§ EXERCISE INSTRUCTIONS: Find all lines in the listing that include the word "Болезни", then copy them.

┄┄┄┄┄┄┄┄┄┄

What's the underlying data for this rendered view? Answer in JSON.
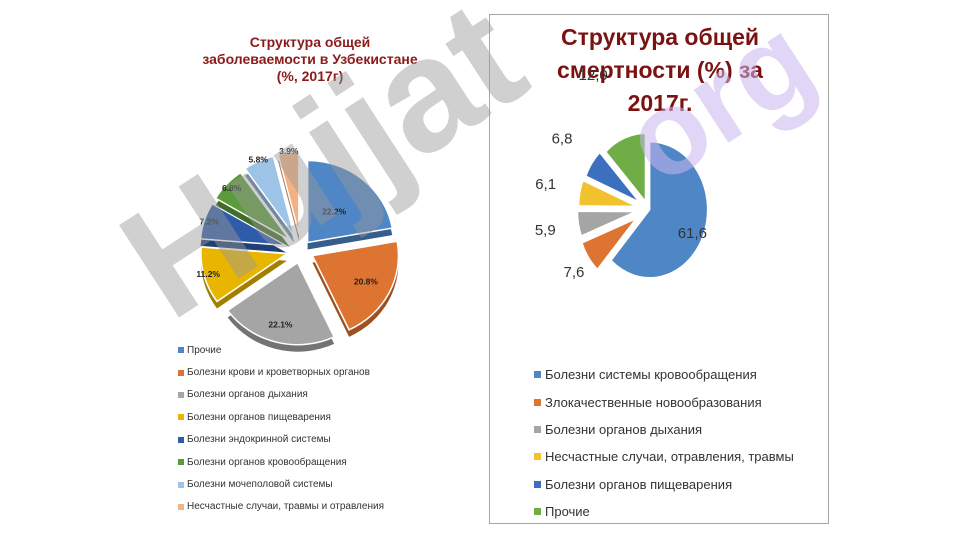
{
  "watermark": {
    "text": "Hujjat",
    "text2": "org"
  },
  "chart_data": [
    {
      "type": "pie",
      "title": "Структура общей заболеваемости в Узбекистане (%, 2017г)",
      "title_lines": [
        "Структура общей",
        "заболеваемости в Узбекистане",
        "(%, 2017г)"
      ],
      "exploded": true,
      "legend_position": "bottom",
      "slices": [
        {
          "name": "Прочие",
          "value": 22.2,
          "label": "22.2%",
          "color": "#4f86c6"
        },
        {
          "name": "Болезни крови и кроветворных органов",
          "value": 20.8,
          "label": "20.8%",
          "color": "#dd7431"
        },
        {
          "name": "Болезни органов дыхания",
          "value": 22.1,
          "label": "22.1%",
          "color": "#a5a5a5"
        },
        {
          "name": "Болезни органов пищеварения",
          "value": 11.2,
          "label": "11.2%",
          "color": "#e8b600"
        },
        {
          "name": "Болезни эндокринной системы",
          "value": 7.2,
          "label": "7.2%",
          "color": "#2f5ca8"
        },
        {
          "name": "Болезни органов кровообращения",
          "value": 6.8,
          "label": "6.8%",
          "color": "#5c9b3b"
        },
        {
          "name": "Болезни мочеполовой системы",
          "value": 5.8,
          "label": "5.8%",
          "color": "#9dc3e6"
        },
        {
          "name": "Несчастные случаи, травмы и отравления",
          "value": 3.9,
          "label": "3.9%",
          "color": "#f4b183"
        }
      ]
    },
    {
      "type": "pie",
      "title": "Структура общей смертности (%) за 2017г.",
      "title_lines": [
        "Структура общей",
        "смертности (%) за",
        "2017г."
      ],
      "exploded": true,
      "legend_position": "bottom",
      "slices": [
        {
          "name": "Болезни системы кровообращения",
          "value": 61.6,
          "label": "61,6",
          "color": "#4f86c6"
        },
        {
          "name": "Злокачественные новообразования",
          "value": 7.6,
          "label": "7,6",
          "color": "#dd7431"
        },
        {
          "name": "Болезни органов дыхания",
          "value": 5.9,
          "label": "5,9",
          "color": "#a5a5a5"
        },
        {
          "name": "Несчастные случаи, отравления, травмы",
          "value": 6.1,
          "label": "6,1",
          "color": "#f2c12e"
        },
        {
          "name": "Болезни органов пищеварения",
          "value": 6.8,
          "label": "6,8",
          "color": "#3d6fbf"
        },
        {
          "name": "Прочие",
          "value": 12.0,
          "label": "12,0",
          "color": "#6fad47"
        }
      ]
    }
  ]
}
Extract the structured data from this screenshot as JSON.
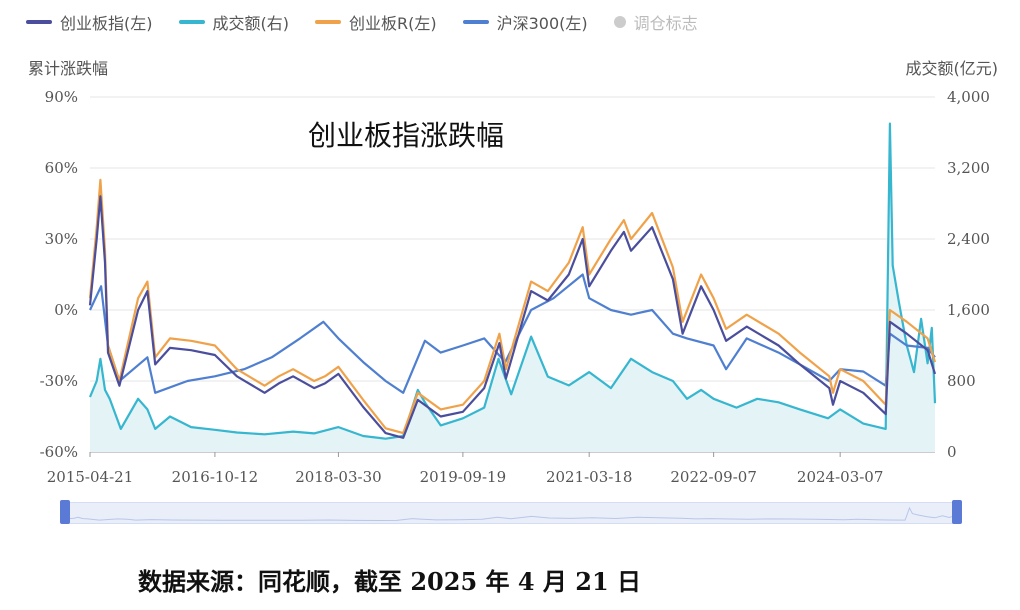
{
  "legend": {
    "items": [
      {
        "label": "创业板指(左)",
        "color": "#4a4e9c",
        "kind": "line"
      },
      {
        "label": "成交额(右)",
        "color": "#36b6cf",
        "kind": "line"
      },
      {
        "label": "创业板R(左)",
        "color": "#f0a24a",
        "kind": "line"
      },
      {
        "label": "沪深300(左)",
        "color": "#4f7fd0",
        "kind": "line"
      },
      {
        "label": "调仓标志",
        "color": "#cccccc",
        "kind": "dot"
      }
    ]
  },
  "axes": {
    "left_title": "累计涨跌幅",
    "right_title": "成交额(亿元)"
  },
  "title": "创业板指涨跌幅",
  "source": "数据来源：同花顺，截至 2025 年 4 月 21 日",
  "colors": {
    "grid": "#e6e6e6",
    "axis_text": "#555555",
    "volume_fill": "#e3f3f6"
  },
  "chart_data": {
    "type": "line",
    "x_type": "date",
    "x_ticks": [
      "2015-04-21",
      "2016-10-12",
      "2018-03-30",
      "2019-09-19",
      "2021-03-18",
      "2022-09-07",
      "2024-03-07"
    ],
    "x_range": [
      "2015-04-21",
      "2025-04-21"
    ],
    "y_left": {
      "ticks": [
        "-60%",
        "-30%",
        "0%",
        "30%",
        "60%",
        "90%"
      ],
      "range": [
        -60,
        90
      ],
      "unit": "%"
    },
    "y_right": {
      "ticks": [
        "0",
        "800",
        "1,600",
        "2,400",
        "3,200",
        "4,000"
      ],
      "range": [
        0,
        4000
      ]
    },
    "grid": true,
    "legend_position": "top",
    "series": [
      {
        "name": "成交额(右)",
        "axis": "right",
        "color": "#36b6cf",
        "area": true,
        "points": [
          [
            "2015-04-21",
            620
          ],
          [
            "2015-05-20",
            800
          ],
          [
            "2015-06-05",
            1050
          ],
          [
            "2015-06-25",
            700
          ],
          [
            "2015-07-15",
            600
          ],
          [
            "2015-09-01",
            260
          ],
          [
            "2015-11-15",
            600
          ],
          [
            "2015-12-25",
            480
          ],
          [
            "2016-01-28",
            260
          ],
          [
            "2016-04-01",
            400
          ],
          [
            "2016-07-01",
            280
          ],
          [
            "2016-10-12",
            250
          ],
          [
            "2017-01-15",
            220
          ],
          [
            "2017-05-15",
            200
          ],
          [
            "2017-09-15",
            230
          ],
          [
            "2017-12-15",
            210
          ],
          [
            "2018-03-30",
            280
          ],
          [
            "2018-07-15",
            180
          ],
          [
            "2018-10-20",
            150
          ],
          [
            "2019-01-04",
            180
          ],
          [
            "2019-03-08",
            700
          ],
          [
            "2019-04-10",
            550
          ],
          [
            "2019-06-15",
            300
          ],
          [
            "2019-09-19",
            380
          ],
          [
            "2019-12-20",
            500
          ],
          [
            "2020-02-20",
            1050
          ],
          [
            "2020-04-15",
            650
          ],
          [
            "2020-07-10",
            1300
          ],
          [
            "2020-09-20",
            850
          ],
          [
            "2020-12-20",
            750
          ],
          [
            "2021-03-18",
            900
          ],
          [
            "2021-06-20",
            720
          ],
          [
            "2021-09-15",
            1050
          ],
          [
            "2021-12-15",
            900
          ],
          [
            "2022-03-15",
            800
          ],
          [
            "2022-05-15",
            600
          ],
          [
            "2022-07-15",
            700
          ],
          [
            "2022-09-07",
            600
          ],
          [
            "2022-12-15",
            500
          ],
          [
            "2023-03-15",
            600
          ],
          [
            "2023-06-15",
            560
          ],
          [
            "2023-09-15",
            480
          ],
          [
            "2024-01-15",
            380
          ],
          [
            "2024-03-07",
            480
          ],
          [
            "2024-06-15",
            320
          ],
          [
            "2024-09-20",
            260
          ],
          [
            "2024-10-08",
            3700
          ],
          [
            "2024-10-20",
            2100
          ],
          [
            "2024-11-15",
            1700
          ],
          [
            "2024-12-20",
            1200
          ],
          [
            "2025-01-20",
            900
          ],
          [
            "2025-02-20",
            1500
          ],
          [
            "2025-03-20",
            1000
          ],
          [
            "2025-04-07",
            1400
          ],
          [
            "2025-04-21",
            550
          ]
        ]
      },
      {
        "name": "沪深300(左)",
        "axis": "left",
        "color": "#4f7fd0",
        "area": false,
        "points": [
          [
            "2015-04-21",
            0
          ],
          [
            "2015-06-08",
            10
          ],
          [
            "2015-07-08",
            -15
          ],
          [
            "2015-08-26",
            -30
          ],
          [
            "2015-12-25",
            -20
          ],
          [
            "2016-01-28",
            -35
          ],
          [
            "2016-06-15",
            -30
          ],
          [
            "2016-10-12",
            -28
          ],
          [
            "2017-02-15",
            -25
          ],
          [
            "2017-06-15",
            -20
          ],
          [
            "2017-10-15",
            -12
          ],
          [
            "2018-01-24",
            -5
          ],
          [
            "2018-03-30",
            -12
          ],
          [
            "2018-07-15",
            -22
          ],
          [
            "2018-10-20",
            -30
          ],
          [
            "2019-01-04",
            -35
          ],
          [
            "2019-04-08",
            -13
          ],
          [
            "2019-06-15",
            -18
          ],
          [
            "2019-09-19",
            -15
          ],
          [
            "2019-12-20",
            -12
          ],
          [
            "2020-03-20",
            -22
          ],
          [
            "2020-07-10",
            0
          ],
          [
            "2020-10-15",
            5
          ],
          [
            "2021-02-18",
            15
          ],
          [
            "2021-03-18",
            5
          ],
          [
            "2021-06-20",
            0
          ],
          [
            "2021-09-15",
            -2
          ],
          [
            "2021-12-15",
            0
          ],
          [
            "2022-03-15",
            -10
          ],
          [
            "2022-05-15",
            -12
          ],
          [
            "2022-09-07",
            -15
          ],
          [
            "2022-10-31",
            -25
          ],
          [
            "2023-01-28",
            -12
          ],
          [
            "2023-06-15",
            -18
          ],
          [
            "2023-09-15",
            -23
          ],
          [
            "2024-01-20",
            -30
          ],
          [
            "2024-03-07",
            -25
          ],
          [
            "2024-06-15",
            -26
          ],
          [
            "2024-09-20",
            -32
          ],
          [
            "2024-10-08",
            -10
          ],
          [
            "2024-12-20",
            -15
          ],
          [
            "2025-03-20",
            -16
          ],
          [
            "2025-04-21",
            -20
          ]
        ]
      },
      {
        "name": "创业板R(左)",
        "axis": "left",
        "color": "#f0a24a",
        "area": false,
        "points": [
          [
            "2015-04-21",
            5
          ],
          [
            "2015-05-20",
            35
          ],
          [
            "2015-06-05",
            55
          ],
          [
            "2015-06-25",
            25
          ],
          [
            "2015-07-08",
            -15
          ],
          [
            "2015-08-26",
            -30
          ],
          [
            "2015-11-15",
            5
          ],
          [
            "2015-12-25",
            12
          ],
          [
            "2016-01-28",
            -20
          ],
          [
            "2016-04-01",
            -12
          ],
          [
            "2016-07-01",
            -13
          ],
          [
            "2016-10-12",
            -15
          ],
          [
            "2017-01-15",
            -25
          ],
          [
            "2017-05-15",
            -32
          ],
          [
            "2017-07-15",
            -28
          ],
          [
            "2017-09-15",
            -25
          ],
          [
            "2017-12-15",
            -30
          ],
          [
            "2018-01-31",
            -28
          ],
          [
            "2018-03-30",
            -24
          ],
          [
            "2018-07-15",
            -38
          ],
          [
            "2018-10-20",
            -50
          ],
          [
            "2019-01-04",
            -52
          ],
          [
            "2019-03-08",
            -35
          ],
          [
            "2019-06-15",
            -42
          ],
          [
            "2019-09-19",
            -40
          ],
          [
            "2019-12-20",
            -30
          ],
          [
            "2020-02-24",
            -10
          ],
          [
            "2020-03-23",
            -25
          ],
          [
            "2020-07-10",
            12
          ],
          [
            "2020-09-20",
            8
          ],
          [
            "2020-12-20",
            20
          ],
          [
            "2021-02-18",
            35
          ],
          [
            "2021-03-18",
            15
          ],
          [
            "2021-06-20",
            30
          ],
          [
            "2021-08-15",
            38
          ],
          [
            "2021-09-15",
            30
          ],
          [
            "2021-12-15",
            41
          ],
          [
            "2022-03-15",
            18
          ],
          [
            "2022-04-26",
            -5
          ],
          [
            "2022-07-15",
            15
          ],
          [
            "2022-09-07",
            5
          ],
          [
            "2022-10-31",
            -8
          ],
          [
            "2023-01-28",
            -2
          ],
          [
            "2023-06-15",
            -10
          ],
          [
            "2023-09-15",
            -18
          ],
          [
            "2024-01-20",
            -28
          ],
          [
            "2024-02-05",
            -35
          ],
          [
            "2024-03-07",
            -25
          ],
          [
            "2024-06-15",
            -30
          ],
          [
            "2024-09-20",
            -40
          ],
          [
            "2024-10-08",
            0
          ],
          [
            "2024-12-20",
            -5
          ],
          [
            "2025-03-20",
            -12
          ],
          [
            "2025-04-21",
            -22
          ]
        ]
      },
      {
        "name": "创业板指(左)",
        "axis": "left",
        "color": "#4a4e9c",
        "area": false,
        "points": [
          [
            "2015-04-21",
            2
          ],
          [
            "2015-05-20",
            30
          ],
          [
            "2015-06-05",
            48
          ],
          [
            "2015-06-25",
            20
          ],
          [
            "2015-07-08",
            -18
          ],
          [
            "2015-08-26",
            -32
          ],
          [
            "2015-11-15",
            0
          ],
          [
            "2015-12-25",
            8
          ],
          [
            "2016-01-28",
            -23
          ],
          [
            "2016-04-01",
            -16
          ],
          [
            "2016-07-01",
            -17
          ],
          [
            "2016-10-12",
            -19
          ],
          [
            "2017-01-15",
            -28
          ],
          [
            "2017-05-15",
            -35
          ],
          [
            "2017-07-15",
            -31
          ],
          [
            "2017-09-15",
            -28
          ],
          [
            "2017-12-15",
            -33
          ],
          [
            "2018-01-31",
            -31
          ],
          [
            "2018-03-30",
            -27
          ],
          [
            "2018-07-15",
            -41
          ],
          [
            "2018-10-20",
            -52
          ],
          [
            "2019-01-04",
            -54
          ],
          [
            "2019-03-08",
            -38
          ],
          [
            "2019-06-15",
            -45
          ],
          [
            "2019-09-19",
            -43
          ],
          [
            "2019-12-20",
            -33
          ],
          [
            "2020-02-24",
            -14
          ],
          [
            "2020-03-23",
            -29
          ],
          [
            "2020-07-10",
            8
          ],
          [
            "2020-09-20",
            4
          ],
          [
            "2020-12-20",
            15
          ],
          [
            "2021-02-18",
            30
          ],
          [
            "2021-03-18",
            10
          ],
          [
            "2021-06-20",
            25
          ],
          [
            "2021-08-15",
            33
          ],
          [
            "2021-09-15",
            25
          ],
          [
            "2021-12-15",
            35
          ],
          [
            "2022-03-15",
            13
          ],
          [
            "2022-04-26",
            -10
          ],
          [
            "2022-07-15",
            10
          ],
          [
            "2022-09-07",
            0
          ],
          [
            "2022-10-31",
            -13
          ],
          [
            "2023-01-28",
            -7
          ],
          [
            "2023-06-15",
            -15
          ],
          [
            "2023-09-15",
            -23
          ],
          [
            "2024-01-20",
            -33
          ],
          [
            "2024-02-05",
            -40
          ],
          [
            "2024-03-07",
            -30
          ],
          [
            "2024-06-15",
            -35
          ],
          [
            "2024-09-20",
            -44
          ],
          [
            "2024-10-08",
            -5
          ],
          [
            "2024-12-20",
            -10
          ],
          [
            "2025-03-20",
            -17
          ],
          [
            "2025-04-21",
            -27
          ]
        ]
      }
    ]
  }
}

┄┄┄┄┄┄┄┄┄┄

§ TASK SOLUTION:
          "name": "Болезни крови и кроветворных органов",
          "name": "Болезни органов дыхания",
          "name": "Болезни органов пищеварения",
          "name": "Болезни эндокринной системы",
          "name": "Болезни органов кровообращения",
          "name": "Болезни мочеполовой системы",
          "name": "Болезни системы кровообращения",
          "name": "Болезни органов дыхания",
          "name": "Болезни органов пищеварения",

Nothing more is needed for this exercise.